> **Information given**:
★ ★ ★ ★

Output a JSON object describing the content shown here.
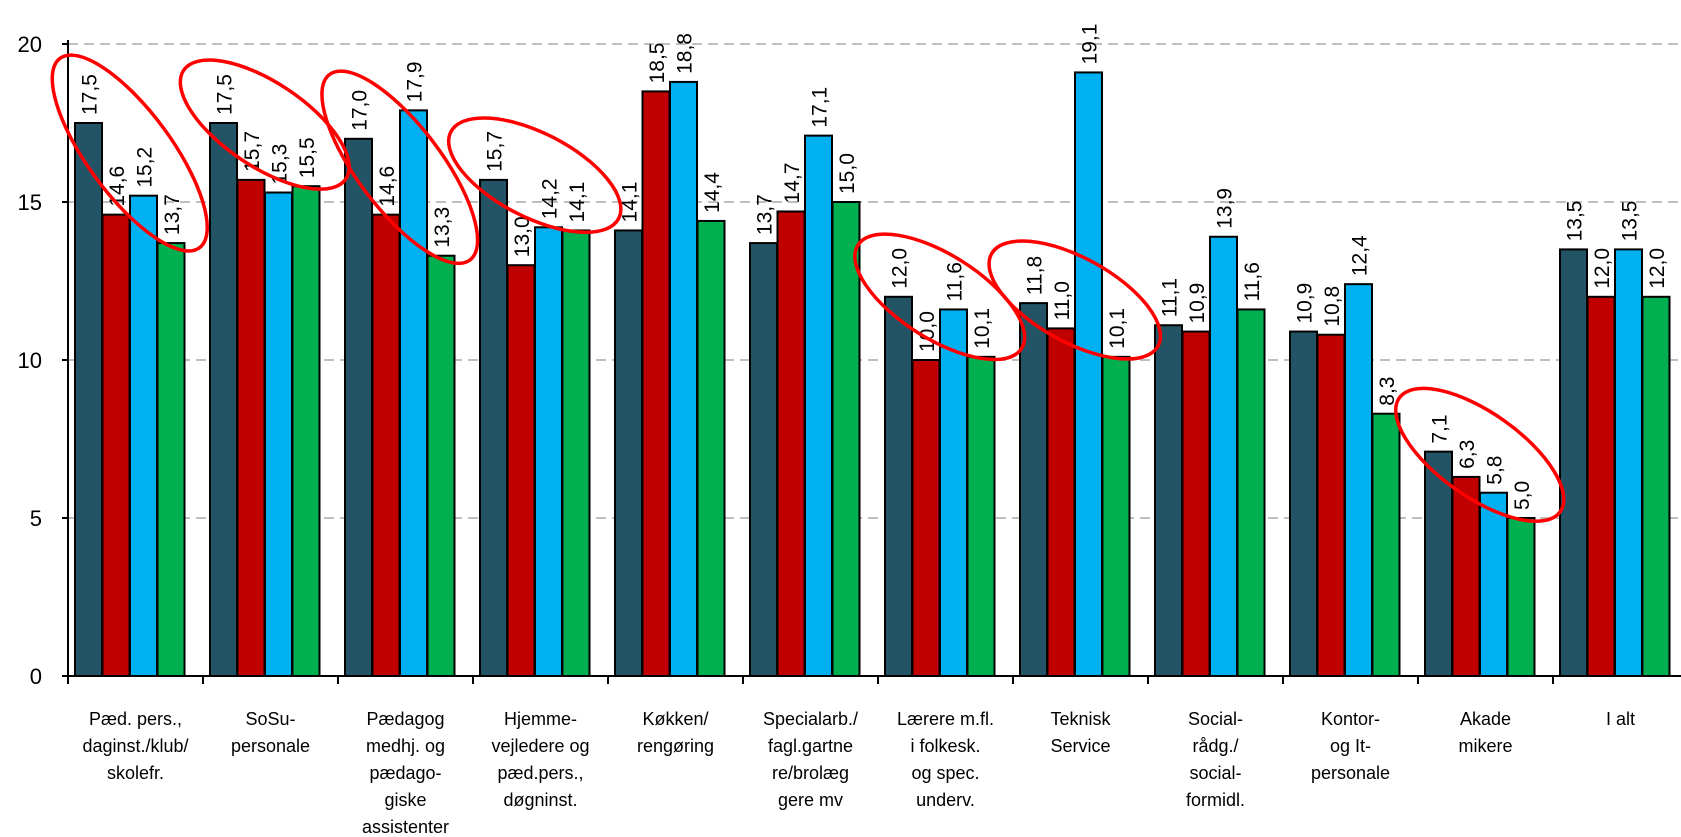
{
  "chart_data": {
    "type": "bar",
    "ylim": [
      0,
      20
    ],
    "yticks": [
      0,
      5,
      10,
      15,
      20
    ],
    "grid": true,
    "title": "",
    "xlabel": "",
    "ylabel": "",
    "categories": [
      [
        "Pæd. pers.,",
        "daginst./klub/",
        "skolefr."
      ],
      [
        "SoSu-",
        "personale"
      ],
      [
        "Pædagog",
        "medhj. og",
        "pædago-",
        "giske",
        "assistenter"
      ],
      [
        "Hjemme-",
        "vejledere og",
        "pæd.pers.,",
        "døgninst."
      ],
      [
        "Køkken/",
        "rengøring"
      ],
      [
        "Specialarb./",
        "fagl.gartne",
        "re/brolæg",
        "gere mv"
      ],
      [
        "Lærere m.fl.",
        "i folkesk.",
        "og spec.",
        "underv."
      ],
      [
        "Teknisk",
        "Service"
      ],
      [
        "Social-",
        "rådg./",
        "social-",
        "formidl."
      ],
      [
        "Kontor-",
        "og It-",
        "personale"
      ],
      [
        "Akade",
        "mikere"
      ],
      [
        "I alt"
      ]
    ],
    "series": [
      {
        "color": "#235465",
        "values": [
          17.5,
          17.5,
          17.0,
          15.7,
          14.1,
          13.7,
          12.0,
          11.8,
          11.1,
          10.9,
          7.1,
          13.5
        ]
      },
      {
        "color": "#c00000",
        "values": [
          14.6,
          15.7,
          14.6,
          13.0,
          18.5,
          14.7,
          10.0,
          11.0,
          10.9,
          10.8,
          6.3,
          12.0
        ]
      },
      {
        "color": "#00b0f0",
        "values": [
          15.2,
          15.3,
          17.9,
          14.2,
          18.8,
          17.1,
          11.6,
          19.1,
          13.9,
          12.4,
          5.8,
          13.5
        ]
      },
      {
        "color": "#00b050",
        "values": [
          13.7,
          15.5,
          13.3,
          14.1,
          14.4,
          15.0,
          10.1,
          10.1,
          11.6,
          8.3,
          5.0,
          12.0
        ]
      }
    ],
    "data_labels": [
      [
        "17,5",
        "17,5",
        "17,0",
        "15,7",
        "14,1",
        "13,7",
        "12,0",
        "11,8",
        "11,1",
        "10,9",
        "7,1",
        "13,5"
      ],
      [
        "14,6",
        "15,7",
        "14,6",
        "13,0",
        "18,5",
        "14,7",
        "10,0",
        "11,0",
        "10,9",
        "10,8",
        "6,3",
        "12,0"
      ],
      [
        "15,2",
        "15,3",
        "17,9",
        "14,2",
        "18,8",
        "17,1",
        "11,6",
        "19,1",
        "13,9",
        "12,4",
        "5,8",
        "13,5"
      ],
      [
        "13,7",
        "15,5",
        "13,3",
        "14,1",
        "14,4",
        "15,0",
        "10,1",
        "10,1",
        "11,6",
        "8,3",
        "5,0",
        "12,0"
      ]
    ],
    "highlighted_categories": [
      0,
      1,
      2,
      3,
      6,
      7,
      10
    ],
    "highlight_color": "#ff0000"
  }
}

★ ★ ★ ★

> **Brief**:
Restate the data above word for word. Do not include the images.

> **Exercise result**:
Output a JSON object describing the content shown here.
{
  "chart_data": {
    "type": "bar",
    "ylim": [
      0,
      20
    ],
    "yticks": [
      0,
      5,
      10,
      15,
      20
    ],
    "grid": true,
    "title": "",
    "xlabel": "",
    "ylabel": "",
    "categories": [
      [
        "Pæd. pers.,",
        "daginst./klub/",
        "skolefr."
      ],
      [
        "SoSu-",
        "personale"
      ],
      [
        "Pædagog",
        "medhj. og",
        "pædago-",
        "giske",
        "assistenter"
      ],
      [
        "Hjemme-",
        "vejledere og",
        "pæd.pers.,",
        "døgninst."
      ],
      [
        "Køkken/",
        "rengøring"
      ],
      [
        "Specialarb./",
        "fagl.gartne",
        "re/brolæg",
        "gere mv"
      ],
      [
        "Lærere m.fl.",
        "i folkesk.",
        "og spec.",
        "underv."
      ],
      [
        "Teknisk",
        "Service"
      ],
      [
        "Social-",
        "rådg./",
        "social-",
        "formidl."
      ],
      [
        "Kontor-",
        "og It-",
        "personale"
      ],
      [
        "Akade",
        "mikere"
      ],
      [
        "I alt"
      ]
    ],
    "series": [
      {
        "color": "#235465",
        "values": [
          17.5,
          17.5,
          17.0,
          15.7,
          14.1,
          13.7,
          12.0,
          11.8,
          11.1,
          10.9,
          7.1,
          13.5
        ]
      },
      {
        "color": "#c00000",
        "values": [
          14.6,
          15.7,
          14.6,
          13.0,
          18.5,
          14.7,
          10.0,
          11.0,
          10.9,
          10.8,
          6.3,
          12.0
        ]
      },
      {
        "color": "#00b0f0",
        "values": [
          15.2,
          15.3,
          17.9,
          14.2,
          18.8,
          17.1,
          11.6,
          19.1,
          13.9,
          12.4,
          5.8,
          13.5
        ]
      },
      {
        "color": "#00b050",
        "values": [
          13.7,
          15.5,
          13.3,
          14.1,
          14.4,
          15.0,
          10.1,
          10.1,
          11.6,
          8.3,
          5.0,
          12.0
        ]
      }
    ],
    "data_labels": [
      [
        "17,5",
        "17,5",
        "17,0",
        "15,7",
        "14,1",
        "13,7",
        "12,0",
        "11,8",
        "11,1",
        "10,9",
        "7,1",
        "13,5"
      ],
      [
        "14,6",
        "15,7",
        "14,6",
        "13,0",
        "18,5",
        "14,7",
        "10,0",
        "11,0",
        "10,9",
        "10,8",
        "6,3",
        "12,0"
      ],
      [
        "15,2",
        "15,3",
        "17,9",
        "14,2",
        "18,8",
        "17,1",
        "11,6",
        "19,1",
        "13,9",
        "12,4",
        "5,8",
        "13,5"
      ],
      [
        "13,7",
        "15,5",
        "13,3",
        "14,1",
        "14,4",
        "15,0",
        "10,1",
        "10,1",
        "11,6",
        "8,3",
        "5,0",
        "12,0"
      ]
    ],
    "highlighted_categories": [
      0,
      1,
      2,
      3,
      6,
      7,
      10
    ],
    "highlight_color": "#ff0000"
  }
}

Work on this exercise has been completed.